━━ Material for the task ━━

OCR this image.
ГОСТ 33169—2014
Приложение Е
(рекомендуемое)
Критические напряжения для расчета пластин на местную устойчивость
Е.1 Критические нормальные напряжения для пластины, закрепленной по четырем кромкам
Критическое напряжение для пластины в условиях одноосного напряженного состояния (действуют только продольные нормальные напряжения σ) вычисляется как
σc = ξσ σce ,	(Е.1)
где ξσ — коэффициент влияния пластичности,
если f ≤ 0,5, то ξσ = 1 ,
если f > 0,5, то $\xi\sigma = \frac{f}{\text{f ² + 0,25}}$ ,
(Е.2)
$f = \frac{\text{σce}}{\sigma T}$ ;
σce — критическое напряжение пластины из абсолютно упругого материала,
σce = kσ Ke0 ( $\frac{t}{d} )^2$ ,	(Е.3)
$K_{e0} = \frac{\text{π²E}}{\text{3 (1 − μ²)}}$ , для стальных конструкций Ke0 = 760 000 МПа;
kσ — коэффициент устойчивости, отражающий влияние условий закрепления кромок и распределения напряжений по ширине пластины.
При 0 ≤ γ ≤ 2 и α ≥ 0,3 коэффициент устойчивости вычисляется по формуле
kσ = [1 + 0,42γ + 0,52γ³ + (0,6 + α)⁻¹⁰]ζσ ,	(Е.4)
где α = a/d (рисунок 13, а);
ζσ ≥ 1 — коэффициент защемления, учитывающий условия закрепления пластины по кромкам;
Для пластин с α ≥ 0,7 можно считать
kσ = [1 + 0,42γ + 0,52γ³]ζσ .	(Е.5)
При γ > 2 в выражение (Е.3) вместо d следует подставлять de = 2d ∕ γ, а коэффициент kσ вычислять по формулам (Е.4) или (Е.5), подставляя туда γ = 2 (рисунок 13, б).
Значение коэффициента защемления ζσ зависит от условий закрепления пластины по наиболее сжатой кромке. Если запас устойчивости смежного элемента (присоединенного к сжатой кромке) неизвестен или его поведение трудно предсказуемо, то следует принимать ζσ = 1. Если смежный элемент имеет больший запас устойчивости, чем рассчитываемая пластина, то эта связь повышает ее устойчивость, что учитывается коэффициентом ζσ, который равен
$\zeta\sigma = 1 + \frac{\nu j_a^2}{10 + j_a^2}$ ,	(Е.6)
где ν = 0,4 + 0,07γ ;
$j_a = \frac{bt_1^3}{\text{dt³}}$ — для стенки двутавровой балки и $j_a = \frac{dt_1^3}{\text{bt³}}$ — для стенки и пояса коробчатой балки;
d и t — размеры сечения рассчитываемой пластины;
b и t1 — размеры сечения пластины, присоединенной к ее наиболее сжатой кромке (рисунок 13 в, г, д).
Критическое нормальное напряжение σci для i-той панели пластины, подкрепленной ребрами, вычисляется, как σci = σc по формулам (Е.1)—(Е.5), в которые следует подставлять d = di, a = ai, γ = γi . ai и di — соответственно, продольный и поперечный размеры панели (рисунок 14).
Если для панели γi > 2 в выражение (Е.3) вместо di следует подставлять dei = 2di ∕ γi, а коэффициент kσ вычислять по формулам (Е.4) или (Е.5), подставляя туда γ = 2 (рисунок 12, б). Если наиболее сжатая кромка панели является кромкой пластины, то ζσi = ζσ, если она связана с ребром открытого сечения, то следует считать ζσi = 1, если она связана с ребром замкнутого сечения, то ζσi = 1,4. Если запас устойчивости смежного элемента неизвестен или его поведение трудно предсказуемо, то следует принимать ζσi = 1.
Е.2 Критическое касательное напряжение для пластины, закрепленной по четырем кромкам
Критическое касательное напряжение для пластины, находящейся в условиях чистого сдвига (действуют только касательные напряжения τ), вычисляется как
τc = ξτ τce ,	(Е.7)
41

━━━

▶ [Prompt]: Restate every record exactly, leaving nothing out.

▶ [Result of the exercise]:
OCR this image.
ГОСТ 33169—2014
Приложение Е
(рекомендуемое)
Критические напряжения для расчета пластин на местную устойчивость
Е.1 Критические нормальные напряжения для пластины, закрепленной по четырем кромкам
Критическое напряжение для пластины в условиях одноосного напряженного состояния (действуют только продольные нормальные напряжения σ) вычисляется как
σc = ξσ σce ,	(Е.1)
где ξσ — коэффициент влияния пластичности,
если f ≤ 0,5, то ξσ = 1 ,
если f > 0,5, то $\xi\sigma = \frac{f}{\text{f ² + 0,25}}$ ,
(Е.2)
$f = \frac{\text{σce}}{\sigma T}$ ;
σce — критическое напряжение пластины из абсолютно упругого материала,
σce = kσ Ke0 ( $\frac{t}{d} )^2$ ,	(Е.3)
$K_{e0} = \frac{\text{π²E}}{\text{3 (1 − μ²)}}$ , для стальных конструкций Ke0 = 760 000 МПа;
kσ — коэффициент устойчивости, отражающий влияние условий закрепления кромок и распределения напряжений по ширине пластины.
При 0 ≤ γ ≤ 2 и α ≥ 0,3 коэффициент устойчивости вычисляется по формуле
kσ = [1 + 0,42γ + 0,52γ³ + (0,6 + α)⁻¹⁰]ζσ ,	(Е.4)
где α = a/d (рисунок 13, а);
ζσ ≥ 1 — коэффициент защемления, учитывающий условия закрепления пластины по кромкам;
Для пластин с α ≥ 0,7 можно считать
kσ = [1 + 0,42γ + 0,52γ³]ζσ .	(Е.5)
При γ > 2 в выражение (Е.3) вместо d следует подставлять de = 2d ∕ γ, а коэффициент kσ вычислять по формулам (Е.4) или (Е.5), подставляя туда γ = 2 (рисунок 13, б).
Значение коэффициента защемления ζσ зависит от условий закрепления пластины по наиболее сжатой кромке. Если запас устойчивости смежного элемента (присоединенного к сжатой кромке) неизвестен или его поведение трудно предсказуемо, то следует принимать ζσ = 1. Если смежный элемент имеет больший запас устойчивости, чем рассчитываемая пластина, то эта связь повышает ее устойчивость, что учитывается коэффициентом ζσ, который равен
$\zeta\sigma = 1 + \frac{\nu j_a^2}{10 + j_a^2}$ ,	(Е.6)
где ν = 0,4 + 0,07γ ;
$j_a = \frac{bt_1^3}{\text{dt³}}$ — для стенки двутавровой балки и $j_a = \frac{dt_1^3}{\text{bt³}}$ — для стенки и пояса коробчатой балки;
d и t — размеры сечения рассчитываемой пластины;
b и t1 — размеры сечения пластины, присоединенной к ее наиболее сжатой кромке (рисунок 13 в, г, д).
Критическое нормальное напряжение σci для i-той панели пластины, подкрепленной ребрами, вычисляется, как σci = σc по формулам (Е.1)—(Е.5), в которые следует подставлять d = di, a = ai, γ = γi . ai и di — соответственно, продольный и поперечный размеры панели (рисунок 14).
Если для панели γi > 2 в выражение (Е.3) вместо di следует подставлять dei = 2di ∕ γi, а коэффициент kσ вычислять по формулам (Е.4) или (Е.5), подставляя туда γ = 2 (рисунок 12, б). Если наиболее сжатая кромка панели является кромкой пластины, то ζσi = ζσ, если она связана с ребром открытого сечения, то следует считать ζσi = 1, если она связана с ребром замкнутого сечения, то ζσi = 1,4. Если запас устойчивости смежного элемента неизвестен или его поведение трудно предсказуемо, то следует принимать ζσi = 1.
Е.2 Критическое касательное напряжение для пластины, закрепленной по четырем кромкам
Критическое касательное напряжение для пластины, находящейся в условиях чистого сдвига (действуют только касательные напряжения τ), вычисляется как
τc = ξτ τce ,	(Е.7)
41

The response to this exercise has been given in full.